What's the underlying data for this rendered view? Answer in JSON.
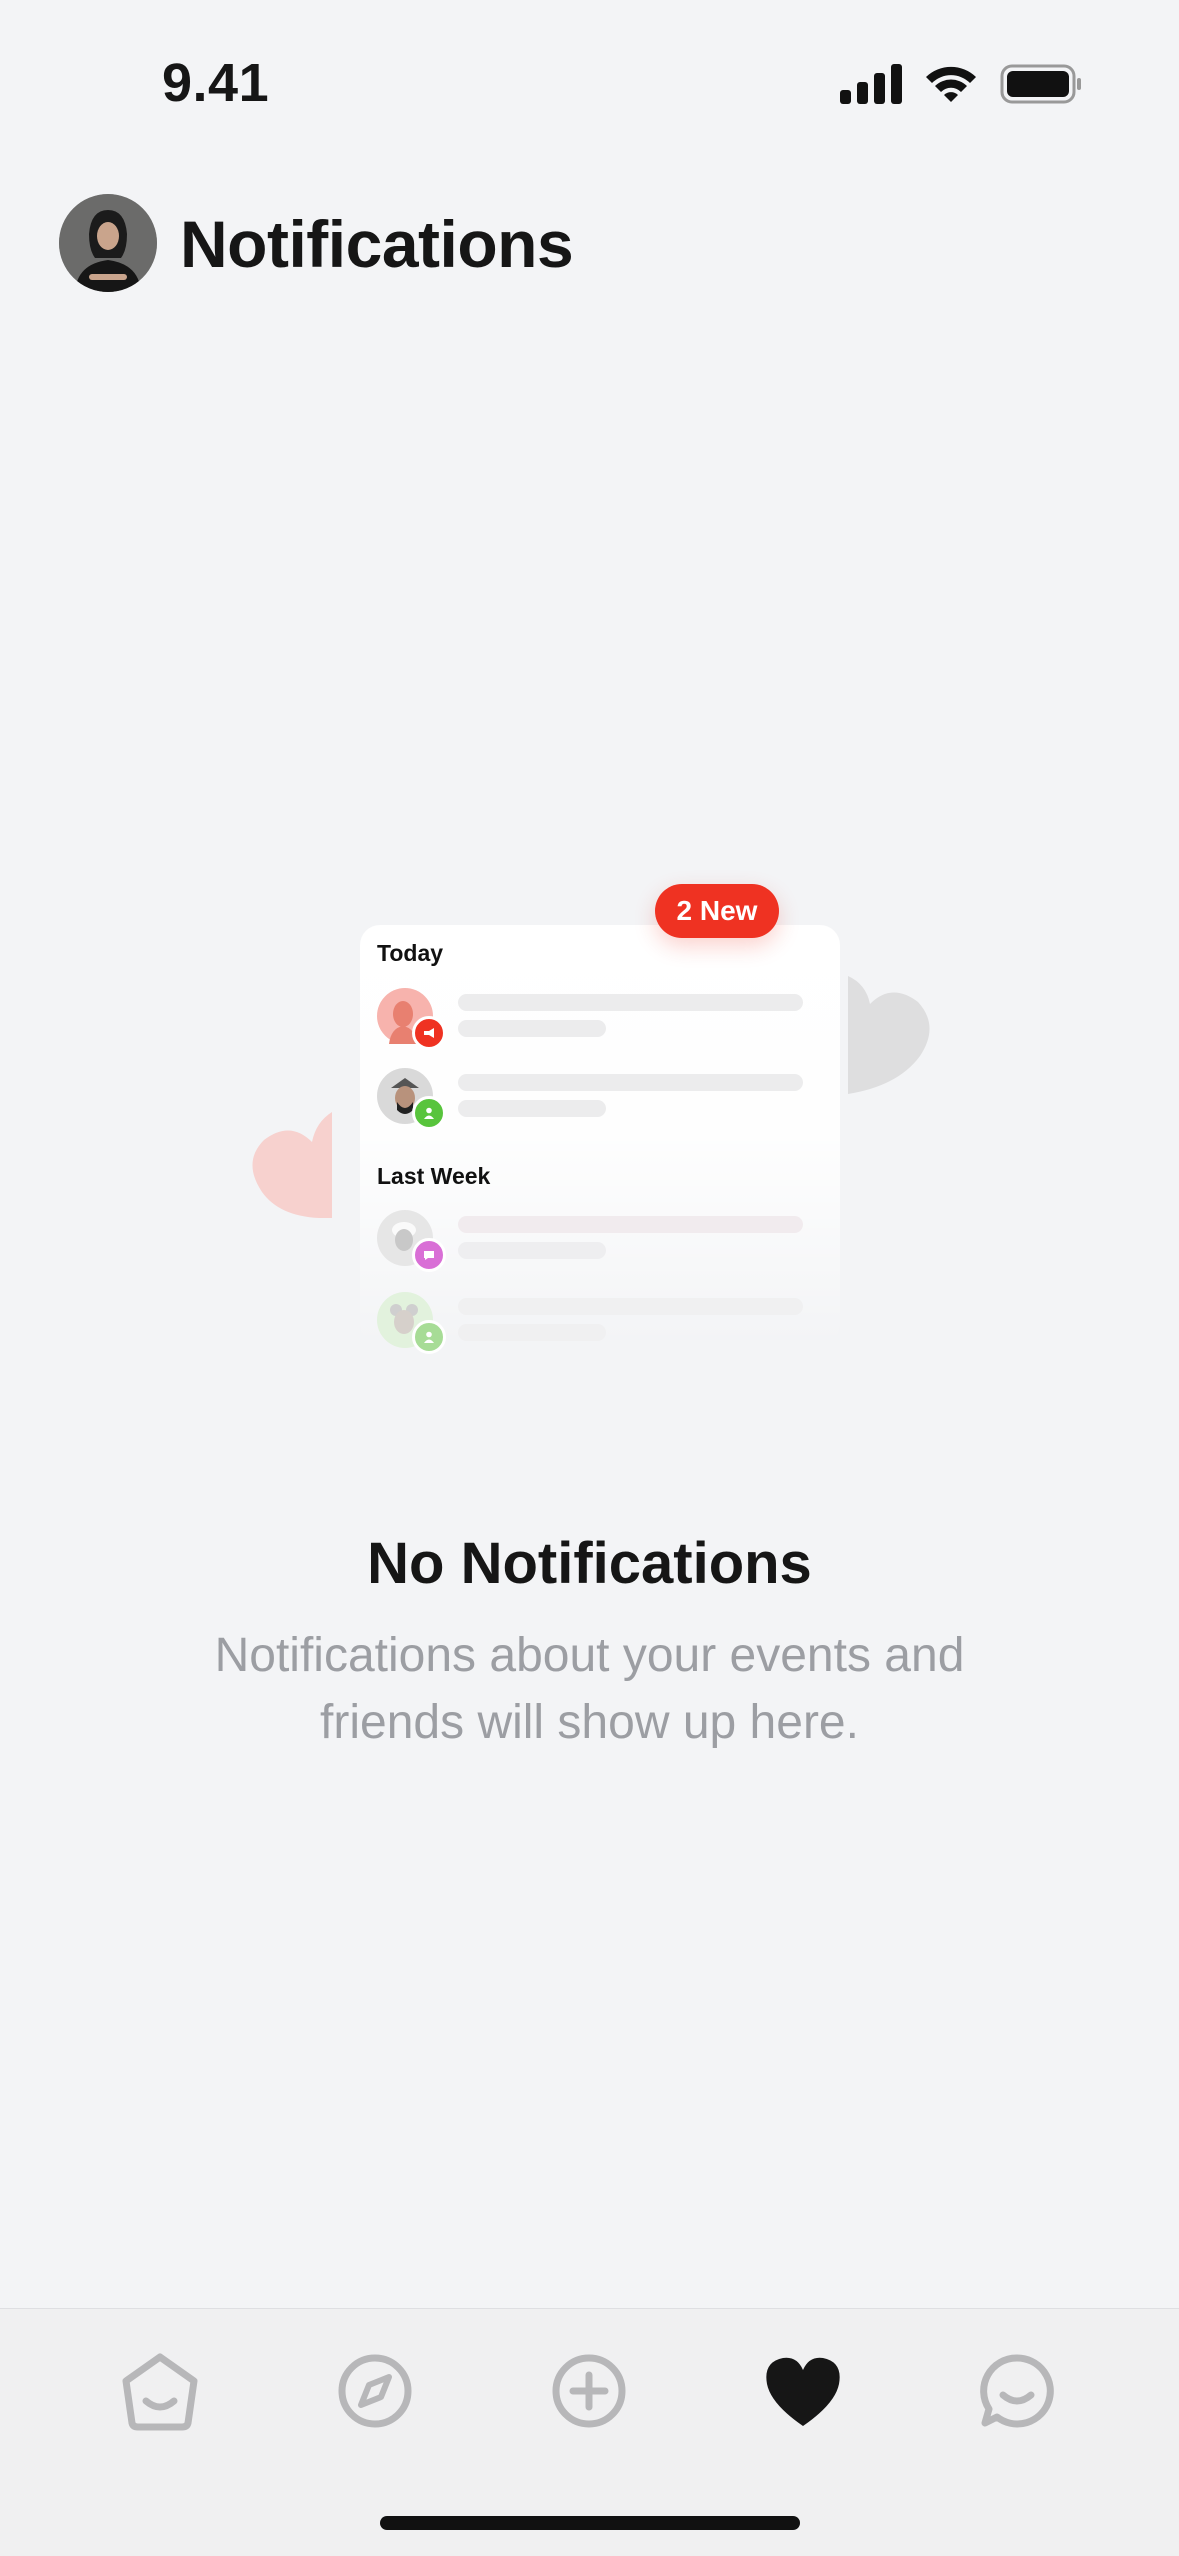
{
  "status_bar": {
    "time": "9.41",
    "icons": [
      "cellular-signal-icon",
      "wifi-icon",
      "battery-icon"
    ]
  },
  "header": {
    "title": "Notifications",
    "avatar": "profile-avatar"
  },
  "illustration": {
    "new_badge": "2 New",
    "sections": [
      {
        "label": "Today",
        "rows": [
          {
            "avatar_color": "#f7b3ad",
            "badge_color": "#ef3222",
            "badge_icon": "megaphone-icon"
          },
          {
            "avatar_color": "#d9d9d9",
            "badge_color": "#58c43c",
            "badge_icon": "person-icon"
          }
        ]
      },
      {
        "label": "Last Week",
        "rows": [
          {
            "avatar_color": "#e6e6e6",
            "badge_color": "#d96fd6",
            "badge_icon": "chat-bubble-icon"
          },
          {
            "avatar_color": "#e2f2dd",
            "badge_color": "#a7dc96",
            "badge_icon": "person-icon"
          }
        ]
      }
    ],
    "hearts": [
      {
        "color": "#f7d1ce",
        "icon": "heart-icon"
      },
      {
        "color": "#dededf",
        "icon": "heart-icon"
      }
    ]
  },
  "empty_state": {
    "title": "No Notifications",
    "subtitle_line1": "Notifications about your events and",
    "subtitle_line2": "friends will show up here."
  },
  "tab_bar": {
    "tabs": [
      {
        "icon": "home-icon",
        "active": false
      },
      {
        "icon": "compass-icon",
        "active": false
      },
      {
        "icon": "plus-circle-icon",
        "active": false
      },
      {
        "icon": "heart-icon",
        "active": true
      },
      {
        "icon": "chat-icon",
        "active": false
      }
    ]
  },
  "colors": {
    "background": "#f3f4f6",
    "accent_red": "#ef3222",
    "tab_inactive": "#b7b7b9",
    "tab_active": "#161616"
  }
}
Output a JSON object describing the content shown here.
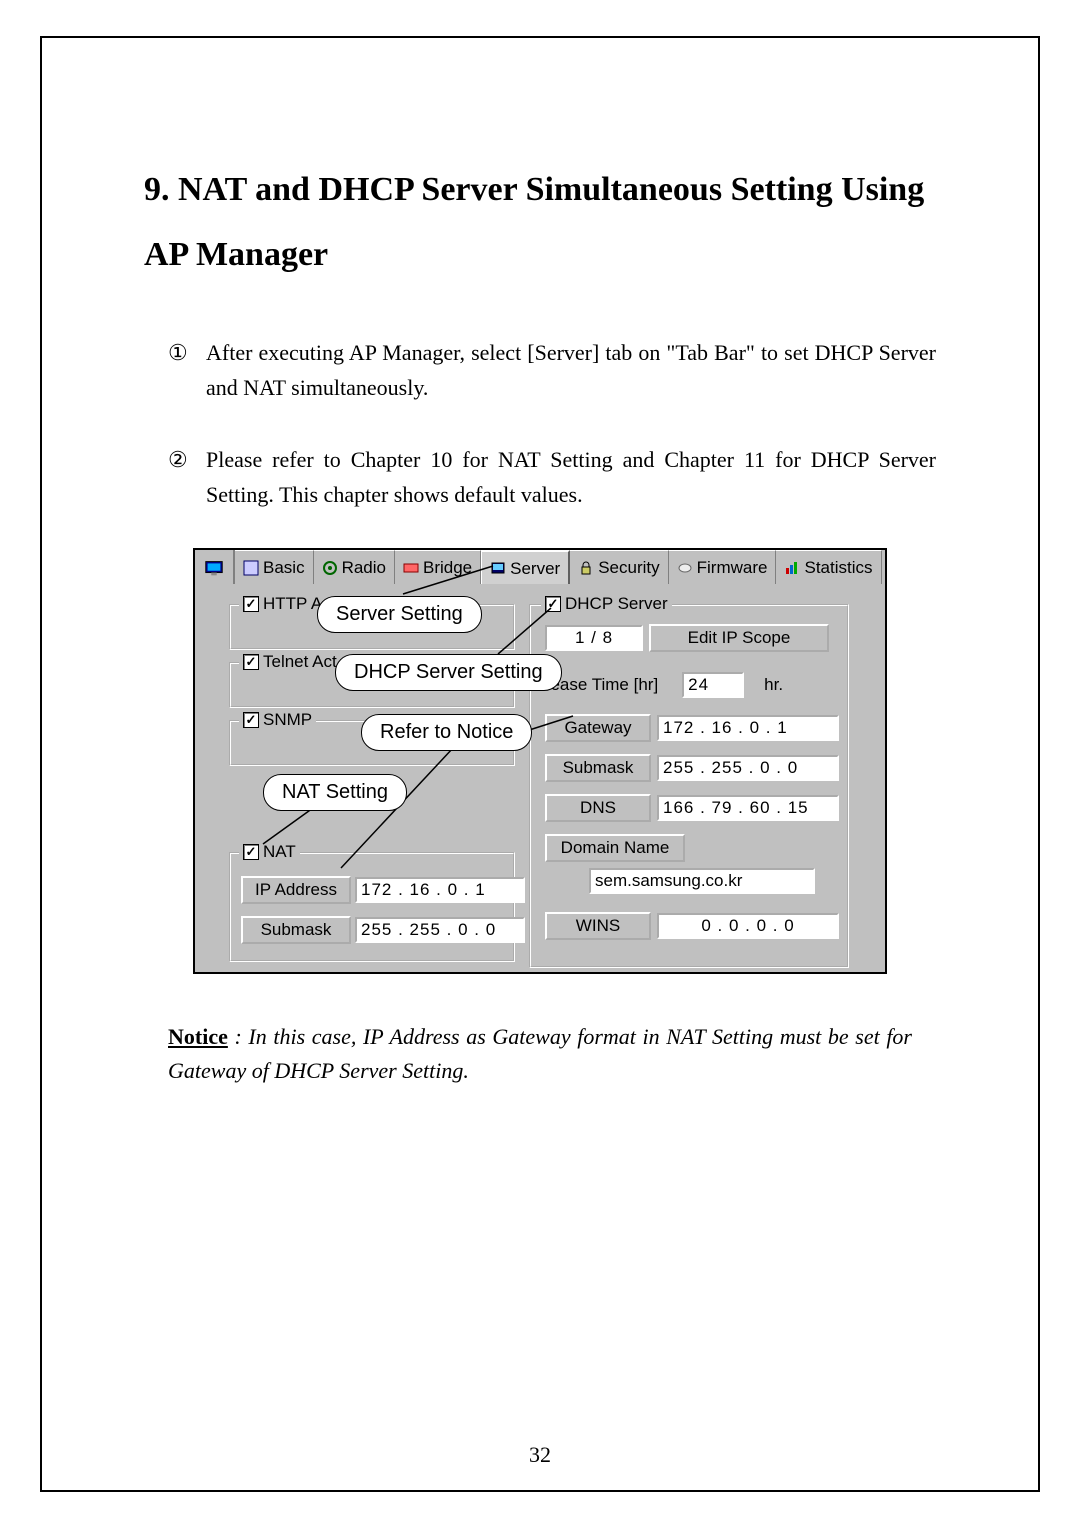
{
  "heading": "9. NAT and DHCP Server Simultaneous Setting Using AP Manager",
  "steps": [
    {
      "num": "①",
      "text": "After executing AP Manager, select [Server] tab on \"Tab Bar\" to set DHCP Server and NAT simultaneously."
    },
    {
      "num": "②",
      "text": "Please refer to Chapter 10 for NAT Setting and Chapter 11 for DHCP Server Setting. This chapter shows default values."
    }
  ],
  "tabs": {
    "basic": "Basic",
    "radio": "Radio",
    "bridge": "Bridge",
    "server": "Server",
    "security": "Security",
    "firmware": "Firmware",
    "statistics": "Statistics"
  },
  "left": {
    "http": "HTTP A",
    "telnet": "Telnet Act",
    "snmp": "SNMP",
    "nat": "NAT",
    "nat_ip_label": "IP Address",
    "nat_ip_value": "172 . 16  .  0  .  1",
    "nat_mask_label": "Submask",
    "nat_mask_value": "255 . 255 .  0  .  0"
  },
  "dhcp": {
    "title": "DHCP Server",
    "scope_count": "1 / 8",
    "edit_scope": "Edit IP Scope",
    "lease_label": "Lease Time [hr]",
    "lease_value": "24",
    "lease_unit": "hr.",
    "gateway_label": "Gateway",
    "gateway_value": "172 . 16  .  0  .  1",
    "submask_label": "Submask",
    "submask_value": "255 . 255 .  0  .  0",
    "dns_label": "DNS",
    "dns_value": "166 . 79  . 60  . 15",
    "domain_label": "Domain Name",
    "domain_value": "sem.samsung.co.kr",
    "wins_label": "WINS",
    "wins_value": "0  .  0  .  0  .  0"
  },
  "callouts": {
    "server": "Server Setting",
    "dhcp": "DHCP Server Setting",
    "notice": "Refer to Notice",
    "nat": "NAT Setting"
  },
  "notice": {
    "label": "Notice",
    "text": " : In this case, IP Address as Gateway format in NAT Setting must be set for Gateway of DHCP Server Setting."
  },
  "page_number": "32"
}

**Task directions**
Look above for every line with the word "JSON" and copy it.

**Solution for this problem**
What's the underlying data for this rendered view? Answer in JSON.
Output a JSON object describing the content shown here.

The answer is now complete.